Count lines, not occurrences: report how many lines in the records hold the string "very", and nothing else.

[Begin RECORDS FOR THIS EXERCISE]

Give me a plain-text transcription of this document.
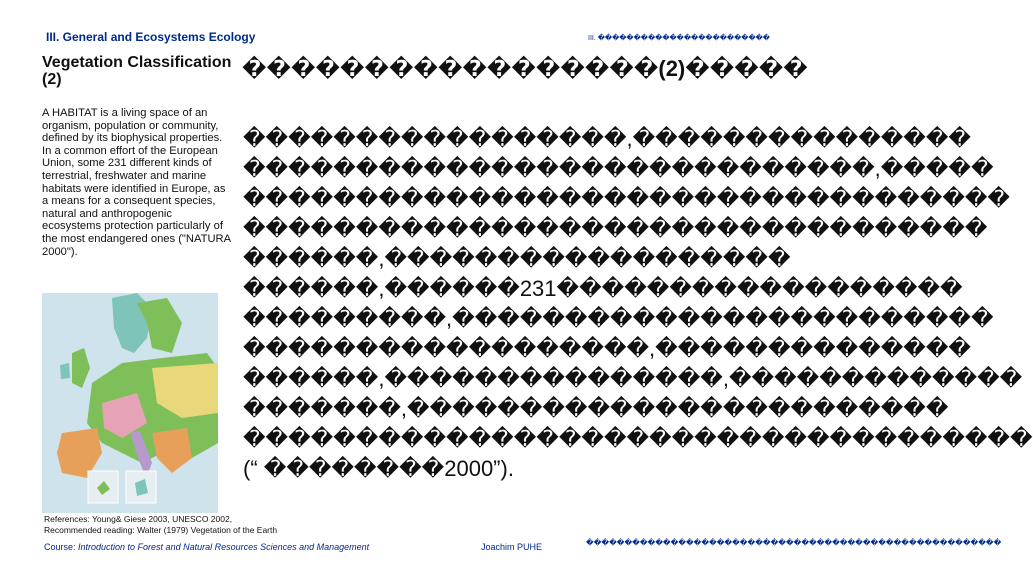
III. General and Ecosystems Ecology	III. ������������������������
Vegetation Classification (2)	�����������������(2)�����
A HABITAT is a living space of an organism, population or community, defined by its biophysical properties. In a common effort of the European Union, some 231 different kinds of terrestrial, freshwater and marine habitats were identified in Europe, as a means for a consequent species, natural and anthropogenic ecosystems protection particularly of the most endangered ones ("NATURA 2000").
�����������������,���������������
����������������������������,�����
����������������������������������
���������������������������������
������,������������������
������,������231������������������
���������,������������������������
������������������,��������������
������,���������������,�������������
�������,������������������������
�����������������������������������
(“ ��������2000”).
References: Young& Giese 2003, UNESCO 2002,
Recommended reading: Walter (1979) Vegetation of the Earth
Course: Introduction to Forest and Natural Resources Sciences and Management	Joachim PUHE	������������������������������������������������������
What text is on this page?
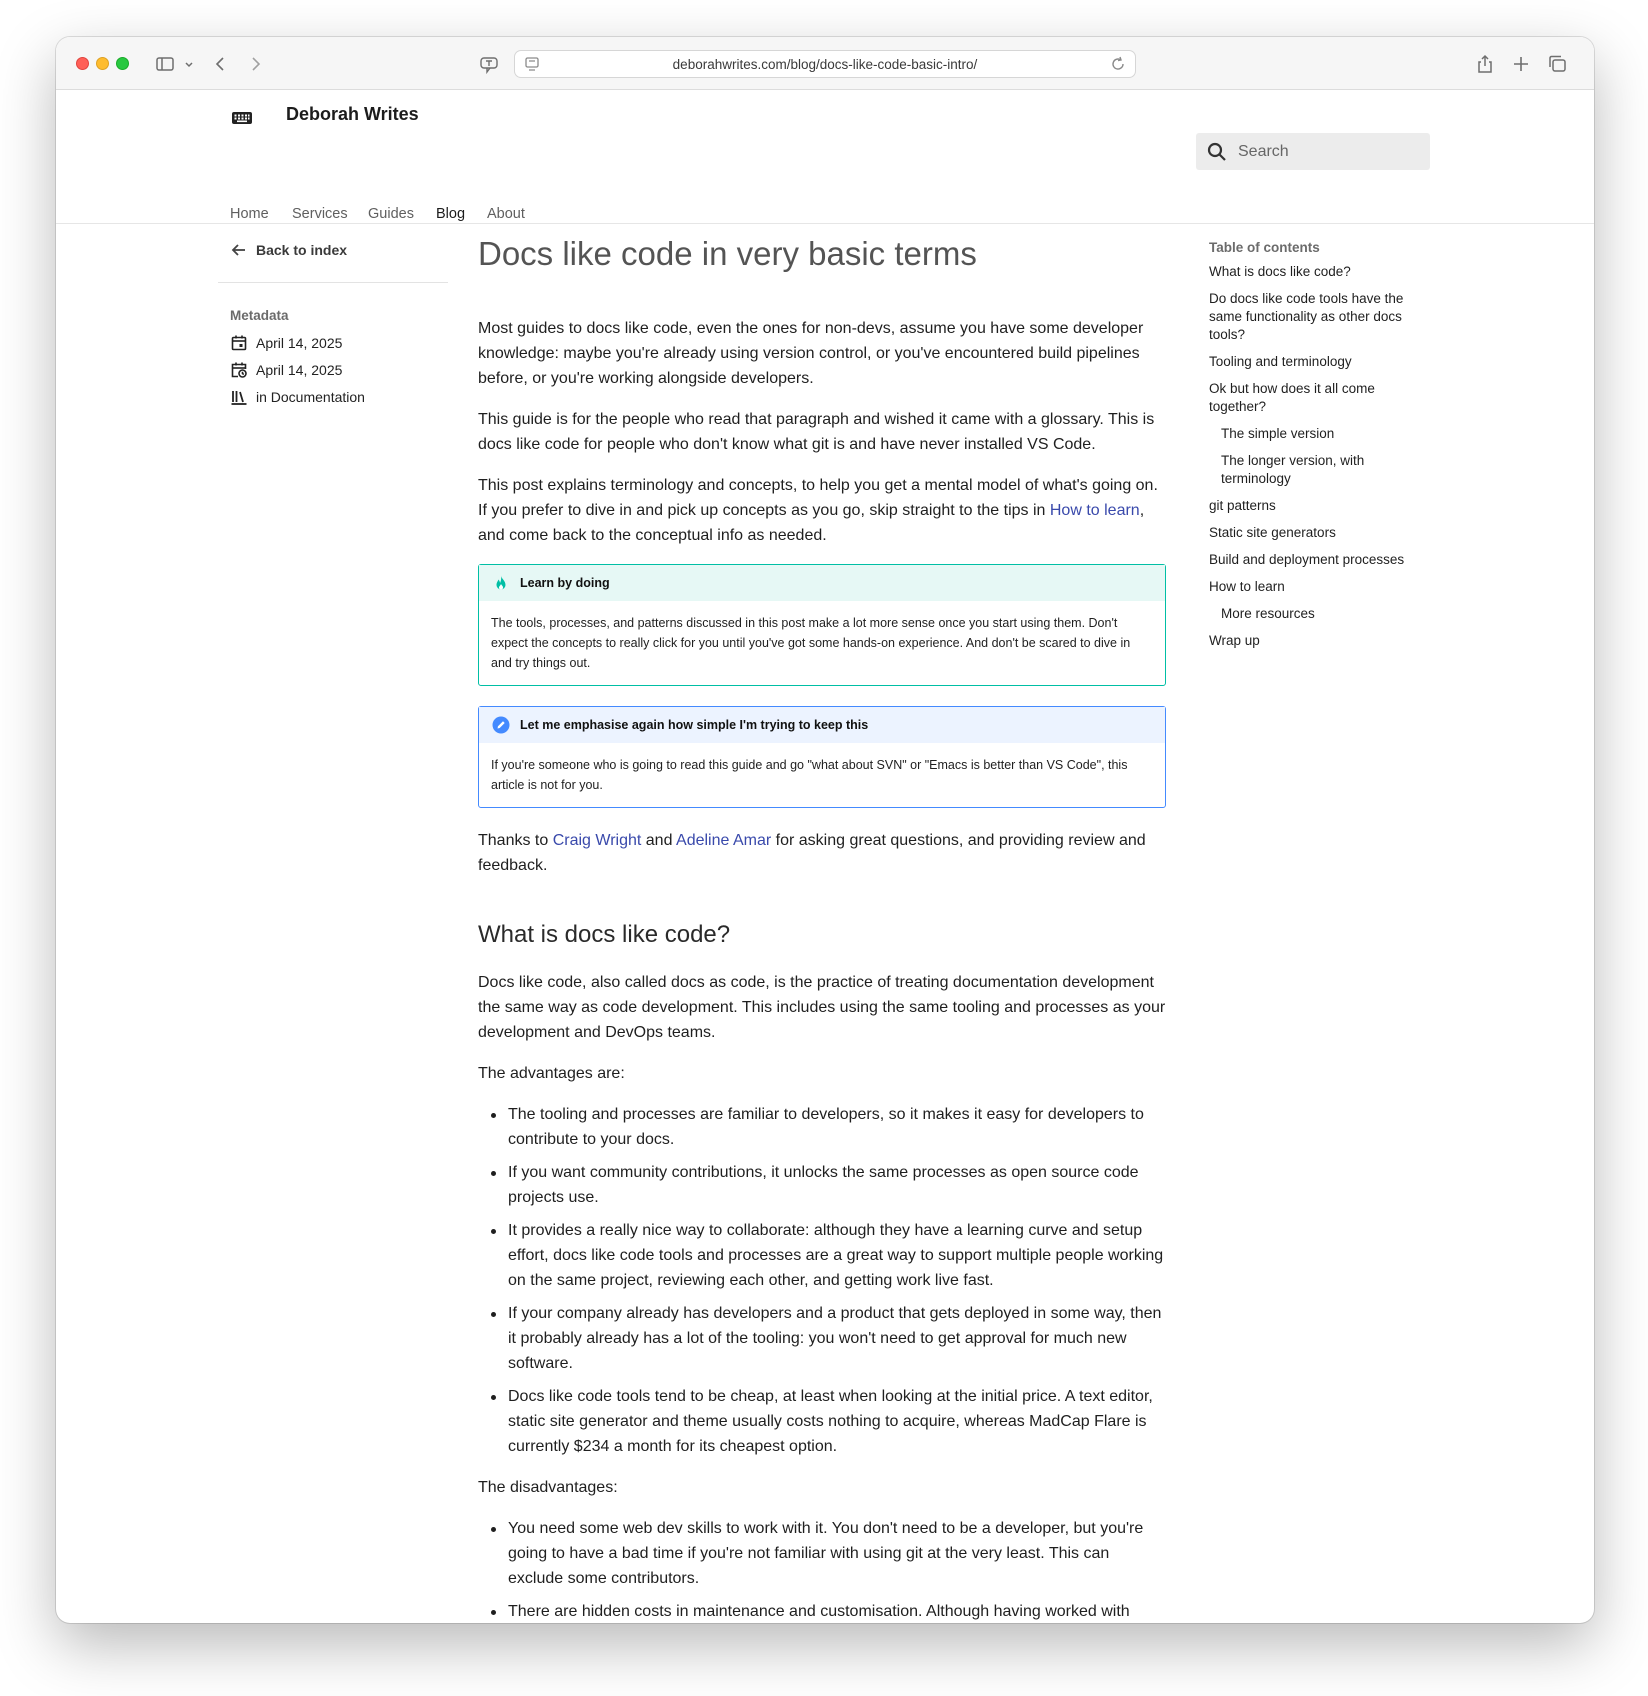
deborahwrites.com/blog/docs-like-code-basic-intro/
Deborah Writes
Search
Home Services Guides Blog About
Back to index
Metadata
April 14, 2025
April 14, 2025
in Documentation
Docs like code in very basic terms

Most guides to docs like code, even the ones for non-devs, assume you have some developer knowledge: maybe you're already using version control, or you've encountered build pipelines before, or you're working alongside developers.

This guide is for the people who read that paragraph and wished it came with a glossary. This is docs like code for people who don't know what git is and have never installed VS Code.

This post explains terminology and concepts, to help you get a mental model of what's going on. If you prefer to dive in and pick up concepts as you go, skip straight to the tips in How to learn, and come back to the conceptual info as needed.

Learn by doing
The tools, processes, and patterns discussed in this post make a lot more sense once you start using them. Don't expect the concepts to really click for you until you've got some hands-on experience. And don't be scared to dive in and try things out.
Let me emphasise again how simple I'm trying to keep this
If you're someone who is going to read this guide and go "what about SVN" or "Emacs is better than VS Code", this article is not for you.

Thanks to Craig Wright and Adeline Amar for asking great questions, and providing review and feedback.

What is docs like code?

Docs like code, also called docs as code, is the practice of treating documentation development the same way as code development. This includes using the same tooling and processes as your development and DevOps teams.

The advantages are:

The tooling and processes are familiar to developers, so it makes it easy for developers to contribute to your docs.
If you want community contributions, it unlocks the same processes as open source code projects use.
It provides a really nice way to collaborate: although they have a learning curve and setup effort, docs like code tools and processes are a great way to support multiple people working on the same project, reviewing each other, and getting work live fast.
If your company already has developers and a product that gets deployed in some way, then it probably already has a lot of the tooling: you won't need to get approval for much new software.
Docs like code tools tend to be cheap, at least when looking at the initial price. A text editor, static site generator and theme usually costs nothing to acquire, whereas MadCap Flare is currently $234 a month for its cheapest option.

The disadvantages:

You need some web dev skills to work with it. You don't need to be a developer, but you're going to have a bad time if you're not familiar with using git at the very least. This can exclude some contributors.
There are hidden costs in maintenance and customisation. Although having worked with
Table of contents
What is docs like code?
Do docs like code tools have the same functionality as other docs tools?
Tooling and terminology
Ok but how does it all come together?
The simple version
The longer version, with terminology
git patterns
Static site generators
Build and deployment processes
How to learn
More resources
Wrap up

[End RECORDS FOR THIS EXERCISE]

## COMPLETED EXERCISE
2